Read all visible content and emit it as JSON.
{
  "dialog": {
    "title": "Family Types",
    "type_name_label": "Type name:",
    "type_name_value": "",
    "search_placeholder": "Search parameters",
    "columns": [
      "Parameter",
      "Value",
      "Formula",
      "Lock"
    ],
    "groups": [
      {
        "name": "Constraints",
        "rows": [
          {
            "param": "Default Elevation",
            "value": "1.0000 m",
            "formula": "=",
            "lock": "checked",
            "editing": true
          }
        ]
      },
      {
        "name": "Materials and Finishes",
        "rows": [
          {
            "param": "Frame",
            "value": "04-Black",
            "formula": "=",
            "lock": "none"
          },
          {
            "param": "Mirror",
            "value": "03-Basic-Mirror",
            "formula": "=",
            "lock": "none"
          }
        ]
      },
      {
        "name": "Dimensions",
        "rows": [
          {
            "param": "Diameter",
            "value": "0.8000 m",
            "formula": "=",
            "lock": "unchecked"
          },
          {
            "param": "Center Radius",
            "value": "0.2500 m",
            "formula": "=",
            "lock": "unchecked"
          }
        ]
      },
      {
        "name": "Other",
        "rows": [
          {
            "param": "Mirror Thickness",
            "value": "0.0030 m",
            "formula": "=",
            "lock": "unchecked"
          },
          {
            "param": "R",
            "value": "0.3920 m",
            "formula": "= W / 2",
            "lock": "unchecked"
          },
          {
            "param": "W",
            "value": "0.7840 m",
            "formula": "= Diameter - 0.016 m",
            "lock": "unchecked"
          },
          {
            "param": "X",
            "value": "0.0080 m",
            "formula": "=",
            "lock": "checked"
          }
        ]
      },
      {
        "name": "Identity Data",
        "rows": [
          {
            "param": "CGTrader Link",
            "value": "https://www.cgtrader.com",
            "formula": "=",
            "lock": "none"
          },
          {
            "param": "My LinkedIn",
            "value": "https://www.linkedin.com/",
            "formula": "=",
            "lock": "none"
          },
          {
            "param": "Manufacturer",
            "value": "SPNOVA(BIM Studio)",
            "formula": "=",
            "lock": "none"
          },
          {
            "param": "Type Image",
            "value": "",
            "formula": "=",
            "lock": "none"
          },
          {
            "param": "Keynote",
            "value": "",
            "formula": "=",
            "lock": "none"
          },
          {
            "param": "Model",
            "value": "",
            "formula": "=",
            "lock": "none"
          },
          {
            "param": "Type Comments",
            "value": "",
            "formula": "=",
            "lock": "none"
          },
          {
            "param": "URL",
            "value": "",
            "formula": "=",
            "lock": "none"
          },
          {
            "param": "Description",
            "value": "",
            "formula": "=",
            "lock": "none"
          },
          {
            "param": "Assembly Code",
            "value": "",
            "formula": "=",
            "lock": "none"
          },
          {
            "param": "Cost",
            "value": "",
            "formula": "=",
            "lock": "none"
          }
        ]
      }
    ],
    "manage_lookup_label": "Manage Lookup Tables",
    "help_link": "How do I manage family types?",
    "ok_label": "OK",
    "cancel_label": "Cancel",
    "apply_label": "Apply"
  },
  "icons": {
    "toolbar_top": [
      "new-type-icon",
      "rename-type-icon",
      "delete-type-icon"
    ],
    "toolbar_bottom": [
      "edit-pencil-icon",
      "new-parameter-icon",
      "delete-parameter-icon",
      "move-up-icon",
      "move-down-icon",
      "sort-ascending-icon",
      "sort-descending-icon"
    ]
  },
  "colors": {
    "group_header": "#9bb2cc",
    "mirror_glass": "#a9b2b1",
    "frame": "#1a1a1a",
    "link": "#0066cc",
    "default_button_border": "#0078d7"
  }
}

● **Set exercise**
Retype the entries one by one, exactly.

● **Task output**
Read all visible content and emit it as JSON.
{
  "dialog": {
    "title": "Family Types",
    "type_name_label": "Type name:",
    "type_name_value": "",
    "search_placeholder": "Search parameters",
    "columns": [
      "Parameter",
      "Value",
      "Formula",
      "Lock"
    ],
    "groups": [
      {
        "name": "Constraints",
        "rows": [
          {
            "param": "Default Elevation",
            "value": "1.0000 m",
            "formula": "=",
            "lock": "checked",
            "editing": true
          }
        ]
      },
      {
        "name": "Materials and Finishes",
        "rows": [
          {
            "param": "Frame",
            "value": "04-Black",
            "formula": "=",
            "lock": "none"
          },
          {
            "param": "Mirror",
            "value": "03-Basic-Mirror",
            "formula": "=",
            "lock": "none"
          }
        ]
      },
      {
        "name": "Dimensions",
        "rows": [
          {
            "param": "Diameter",
            "value": "0.8000 m",
            "formula": "=",
            "lock": "unchecked"
          },
          {
            "param": "Center Radius",
            "value": "0.2500 m",
            "formula": "=",
            "lock": "unchecked"
          }
        ]
      },
      {
        "name": "Other",
        "rows": [
          {
            "param": "Mirror Thickness",
            "value": "0.0030 m",
            "formula": "=",
            "lock": "unchecked"
          },
          {
            "param": "R",
            "value": "0.3920 m",
            "formula": "= W / 2",
            "lock": "unchecked"
          },
          {
            "param": "W",
            "value": "0.7840 m",
            "formula": "= Diameter - 0.016 m",
            "lock": "unchecked"
          },
          {
            "param": "X",
            "value": "0.0080 m",
            "formula": "=",
            "lock": "checked"
          }
        ]
      },
      {
        "name": "Identity Data",
        "rows": [
          {
            "param": "CGTrader Link",
            "value": "https://www.cgtrader.com",
            "formula": "=",
            "lock": "none"
          },
          {
            "param": "My LinkedIn",
            "value": "https://www.linkedin.com/",
            "formula": "=",
            "lock": "none"
          },
          {
            "param": "Manufacturer",
            "value": "SPNOVA(BIM Studio)",
            "formula": "=",
            "lock": "none"
          },
          {
            "param": "Type Image",
            "value": "",
            "formula": "=",
            "lock": "none"
          },
          {
            "param": "Keynote",
            "value": "",
            "formula": "=",
            "lock": "none"
          },
          {
            "param": "Model",
            "value": "",
            "formula": "=",
            "lock": "none"
          },
          {
            "param": "Type Comments",
            "value": "",
            "formula": "=",
            "lock": "none"
          },
          {
            "param": "URL",
            "value": "",
            "formula": "=",
            "lock": "none"
          },
          {
            "param": "Description",
            "value": "",
            "formula": "=",
            "lock": "none"
          },
          {
            "param": "Assembly Code",
            "value": "",
            "formula": "=",
            "lock": "none"
          },
          {
            "param": "Cost",
            "value": "",
            "formula": "=",
            "lock": "none"
          }
        ]
      }
    ],
    "manage_lookup_label": "Manage Lookup Tables",
    "help_link": "How do I manage family types?",
    "ok_label": "OK",
    "cancel_label": "Cancel",
    "apply_label": "Apply"
  },
  "icons": {
    "toolbar_top": [
      "new-type-icon",
      "rename-type-icon",
      "delete-type-icon"
    ],
    "toolbar_bottom": [
      "edit-pencil-icon",
      "new-parameter-icon",
      "delete-parameter-icon",
      "move-up-icon",
      "move-down-icon",
      "sort-ascending-icon",
      "sort-descending-icon"
    ]
  },
  "colors": {
    "group_header": "#9bb2cc",
    "mirror_glass": "#a9b2b1",
    "frame": "#1a1a1a",
    "link": "#0066cc",
    "default_button_border": "#0078d7"
  }
}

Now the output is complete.